Reproduce all entries precisely as they are written.

** BEGIN Exercise input **

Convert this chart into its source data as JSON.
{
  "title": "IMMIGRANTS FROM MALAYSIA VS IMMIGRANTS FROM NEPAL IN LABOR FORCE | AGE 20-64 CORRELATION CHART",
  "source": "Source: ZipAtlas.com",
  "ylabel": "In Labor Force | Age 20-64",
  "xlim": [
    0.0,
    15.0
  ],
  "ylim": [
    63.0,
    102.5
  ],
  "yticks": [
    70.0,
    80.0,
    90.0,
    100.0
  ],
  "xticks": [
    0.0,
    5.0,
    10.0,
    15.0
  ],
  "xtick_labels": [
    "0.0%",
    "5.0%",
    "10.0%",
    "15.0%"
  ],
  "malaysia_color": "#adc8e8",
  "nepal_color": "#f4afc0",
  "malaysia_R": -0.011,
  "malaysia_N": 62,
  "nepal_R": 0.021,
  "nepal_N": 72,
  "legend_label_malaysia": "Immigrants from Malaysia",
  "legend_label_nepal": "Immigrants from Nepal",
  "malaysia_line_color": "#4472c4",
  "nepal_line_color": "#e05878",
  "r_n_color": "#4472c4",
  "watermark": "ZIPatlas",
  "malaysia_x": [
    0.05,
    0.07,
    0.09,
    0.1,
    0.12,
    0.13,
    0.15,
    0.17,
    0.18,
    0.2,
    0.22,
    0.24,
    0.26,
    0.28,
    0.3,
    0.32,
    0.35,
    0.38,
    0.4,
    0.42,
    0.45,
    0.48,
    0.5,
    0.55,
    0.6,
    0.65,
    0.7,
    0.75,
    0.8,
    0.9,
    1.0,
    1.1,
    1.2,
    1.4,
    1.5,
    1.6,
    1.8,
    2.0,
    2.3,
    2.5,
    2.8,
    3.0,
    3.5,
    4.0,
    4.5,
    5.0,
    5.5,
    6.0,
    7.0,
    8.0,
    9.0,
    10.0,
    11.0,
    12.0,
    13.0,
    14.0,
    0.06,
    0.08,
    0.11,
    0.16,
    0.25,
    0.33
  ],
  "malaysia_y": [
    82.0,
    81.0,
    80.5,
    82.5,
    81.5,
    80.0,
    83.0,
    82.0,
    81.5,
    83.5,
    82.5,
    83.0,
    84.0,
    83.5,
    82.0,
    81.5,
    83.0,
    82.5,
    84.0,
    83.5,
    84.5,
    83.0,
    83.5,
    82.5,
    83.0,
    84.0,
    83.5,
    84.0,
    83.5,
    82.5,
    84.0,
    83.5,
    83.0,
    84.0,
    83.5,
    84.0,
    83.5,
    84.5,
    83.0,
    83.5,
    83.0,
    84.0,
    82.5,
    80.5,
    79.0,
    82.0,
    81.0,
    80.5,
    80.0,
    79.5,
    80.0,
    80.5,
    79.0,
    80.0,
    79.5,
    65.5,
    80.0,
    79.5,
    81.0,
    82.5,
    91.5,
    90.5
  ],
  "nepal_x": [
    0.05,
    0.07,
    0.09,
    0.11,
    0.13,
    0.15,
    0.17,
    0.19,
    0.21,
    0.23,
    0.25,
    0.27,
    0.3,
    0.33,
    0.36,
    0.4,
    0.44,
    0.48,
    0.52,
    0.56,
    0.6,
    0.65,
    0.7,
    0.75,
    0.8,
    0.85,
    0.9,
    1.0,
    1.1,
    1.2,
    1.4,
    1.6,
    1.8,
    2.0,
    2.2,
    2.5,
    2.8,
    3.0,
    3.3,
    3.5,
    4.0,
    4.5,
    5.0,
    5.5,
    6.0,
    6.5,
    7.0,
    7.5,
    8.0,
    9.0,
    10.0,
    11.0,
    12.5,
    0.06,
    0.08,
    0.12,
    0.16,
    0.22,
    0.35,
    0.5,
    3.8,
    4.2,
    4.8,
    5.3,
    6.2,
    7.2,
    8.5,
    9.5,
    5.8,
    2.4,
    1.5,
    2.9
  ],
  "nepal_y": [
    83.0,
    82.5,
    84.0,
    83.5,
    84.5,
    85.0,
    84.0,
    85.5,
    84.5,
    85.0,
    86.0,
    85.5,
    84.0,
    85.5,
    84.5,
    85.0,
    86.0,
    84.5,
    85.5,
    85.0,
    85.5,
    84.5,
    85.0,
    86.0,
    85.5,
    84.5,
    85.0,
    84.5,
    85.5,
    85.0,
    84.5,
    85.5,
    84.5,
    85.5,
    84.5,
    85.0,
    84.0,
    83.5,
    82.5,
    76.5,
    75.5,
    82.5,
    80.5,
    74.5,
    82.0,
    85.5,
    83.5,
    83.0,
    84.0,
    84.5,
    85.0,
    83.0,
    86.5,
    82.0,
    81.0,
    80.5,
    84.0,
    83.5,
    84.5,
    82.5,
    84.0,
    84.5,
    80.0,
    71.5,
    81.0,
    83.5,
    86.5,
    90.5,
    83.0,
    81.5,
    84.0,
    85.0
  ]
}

** END Exercise input **

Output of the exercise:
Convert this chart into its source data as JSON.
{
  "title": "IMMIGRANTS FROM MALAYSIA VS IMMIGRANTS FROM NEPAL IN LABOR FORCE | AGE 20-64 CORRELATION CHART",
  "source": "Source: ZipAtlas.com",
  "ylabel": "In Labor Force | Age 20-64",
  "xlim": [
    0.0,
    15.0
  ],
  "ylim": [
    63.0,
    102.5
  ],
  "yticks": [
    70.0,
    80.0,
    90.0,
    100.0
  ],
  "xticks": [
    0.0,
    5.0,
    10.0,
    15.0
  ],
  "xtick_labels": [
    "0.0%",
    "5.0%",
    "10.0%",
    "15.0%"
  ],
  "malaysia_color": "#adc8e8",
  "nepal_color": "#f4afc0",
  "malaysia_R": -0.011,
  "malaysia_N": 62,
  "nepal_R": 0.021,
  "nepal_N": 72,
  "legend_label_malaysia": "Immigrants from Malaysia",
  "legend_label_nepal": "Immigrants from Nepal",
  "malaysia_line_color": "#4472c4",
  "nepal_line_color": "#e05878",
  "r_n_color": "#4472c4",
  "watermark": "ZIPatlas",
  "malaysia_x": [
    0.05,
    0.07,
    0.09,
    0.1,
    0.12,
    0.13,
    0.15,
    0.17,
    0.18,
    0.2,
    0.22,
    0.24,
    0.26,
    0.28,
    0.3,
    0.32,
    0.35,
    0.38,
    0.4,
    0.42,
    0.45,
    0.48,
    0.5,
    0.55,
    0.6,
    0.65,
    0.7,
    0.75,
    0.8,
    0.9,
    1.0,
    1.1,
    1.2,
    1.4,
    1.5,
    1.6,
    1.8,
    2.0,
    2.3,
    2.5,
    2.8,
    3.0,
    3.5,
    4.0,
    4.5,
    5.0,
    5.5,
    6.0,
    7.0,
    8.0,
    9.0,
    10.0,
    11.0,
    12.0,
    13.0,
    14.0,
    0.06,
    0.08,
    0.11,
    0.16,
    0.25,
    0.33
  ],
  "malaysia_y": [
    82.0,
    81.0,
    80.5,
    82.5,
    81.5,
    80.0,
    83.0,
    82.0,
    81.5,
    83.5,
    82.5,
    83.0,
    84.0,
    83.5,
    82.0,
    81.5,
    83.0,
    82.5,
    84.0,
    83.5,
    84.5,
    83.0,
    83.5,
    82.5,
    83.0,
    84.0,
    83.5,
    84.0,
    83.5,
    82.5,
    84.0,
    83.5,
    83.0,
    84.0,
    83.5,
    84.0,
    83.5,
    84.5,
    83.0,
    83.5,
    83.0,
    84.0,
    82.5,
    80.5,
    79.0,
    82.0,
    81.0,
    80.5,
    80.0,
    79.5,
    80.0,
    80.5,
    79.0,
    80.0,
    79.5,
    65.5,
    80.0,
    79.5,
    81.0,
    82.5,
    91.5,
    90.5
  ],
  "nepal_x": [
    0.05,
    0.07,
    0.09,
    0.11,
    0.13,
    0.15,
    0.17,
    0.19,
    0.21,
    0.23,
    0.25,
    0.27,
    0.3,
    0.33,
    0.36,
    0.4,
    0.44,
    0.48,
    0.52,
    0.56,
    0.6,
    0.65,
    0.7,
    0.75,
    0.8,
    0.85,
    0.9,
    1.0,
    1.1,
    1.2,
    1.4,
    1.6,
    1.8,
    2.0,
    2.2,
    2.5,
    2.8,
    3.0,
    3.3,
    3.5,
    4.0,
    4.5,
    5.0,
    5.5,
    6.0,
    6.5,
    7.0,
    7.5,
    8.0,
    9.0,
    10.0,
    11.0,
    12.5,
    0.06,
    0.08,
    0.12,
    0.16,
    0.22,
    0.35,
    0.5,
    3.8,
    4.2,
    4.8,
    5.3,
    6.2,
    7.2,
    8.5,
    9.5,
    5.8,
    2.4,
    1.5,
    2.9
  ],
  "nepal_y": [
    83.0,
    82.5,
    84.0,
    83.5,
    84.5,
    85.0,
    84.0,
    85.5,
    84.5,
    85.0,
    86.0,
    85.5,
    84.0,
    85.5,
    84.5,
    85.0,
    86.0,
    84.5,
    85.5,
    85.0,
    85.5,
    84.5,
    85.0,
    86.0,
    85.5,
    84.5,
    85.0,
    84.5,
    85.5,
    85.0,
    84.5,
    85.5,
    84.5,
    85.5,
    84.5,
    85.0,
    84.0,
    83.5,
    82.5,
    76.5,
    75.5,
    82.5,
    80.5,
    74.5,
    82.0,
    85.5,
    83.5,
    83.0,
    84.0,
    84.5,
    85.0,
    83.0,
    86.5,
    82.0,
    81.0,
    80.5,
    84.0,
    83.5,
    84.5,
    82.5,
    84.0,
    84.5,
    80.0,
    71.5,
    81.0,
    83.5,
    86.5,
    90.5,
    83.0,
    81.5,
    84.0,
    85.0
  ]
}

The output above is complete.